◆ Task brief: In the records that follow, show each line where the word "digital" is present.

(Data listing)

++++

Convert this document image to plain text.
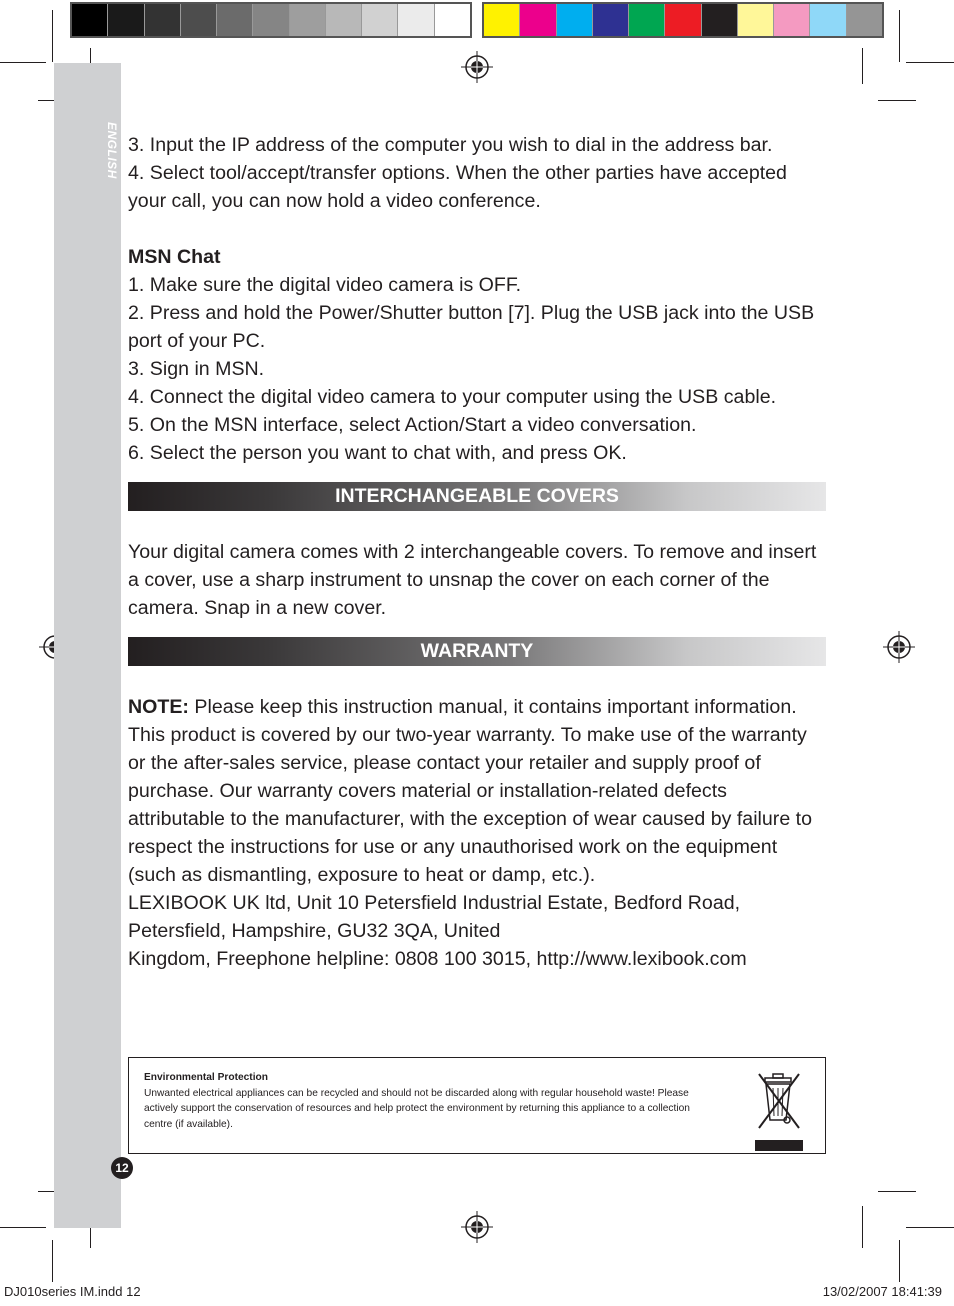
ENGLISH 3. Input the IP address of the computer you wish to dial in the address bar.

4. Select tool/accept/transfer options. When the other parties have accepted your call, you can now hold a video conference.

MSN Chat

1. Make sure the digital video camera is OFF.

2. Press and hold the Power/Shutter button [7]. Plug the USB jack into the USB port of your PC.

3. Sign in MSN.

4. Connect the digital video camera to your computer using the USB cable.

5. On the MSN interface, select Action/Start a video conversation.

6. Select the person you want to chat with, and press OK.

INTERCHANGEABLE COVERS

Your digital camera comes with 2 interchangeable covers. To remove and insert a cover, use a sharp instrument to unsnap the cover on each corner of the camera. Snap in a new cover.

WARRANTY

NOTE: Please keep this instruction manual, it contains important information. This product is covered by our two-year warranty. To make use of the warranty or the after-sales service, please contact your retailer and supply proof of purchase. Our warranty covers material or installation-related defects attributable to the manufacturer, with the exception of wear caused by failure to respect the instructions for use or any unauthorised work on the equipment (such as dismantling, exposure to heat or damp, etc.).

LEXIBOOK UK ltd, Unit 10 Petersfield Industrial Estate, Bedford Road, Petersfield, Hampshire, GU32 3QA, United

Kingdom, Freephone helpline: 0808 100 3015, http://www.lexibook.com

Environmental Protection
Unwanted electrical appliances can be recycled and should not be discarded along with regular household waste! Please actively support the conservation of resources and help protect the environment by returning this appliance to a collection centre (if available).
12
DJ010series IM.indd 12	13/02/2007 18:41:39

++++

◆ Solution:
1. Make sure the digital video camera is OFF.
4. Connect the digital video camera to your computer using the USB cable.
Your digital camera comes with 2 interchangeable covers. To remove and insert a cover, use a sharp instrument to unsnap the cover on each corner of the camera. Snap in a new cover.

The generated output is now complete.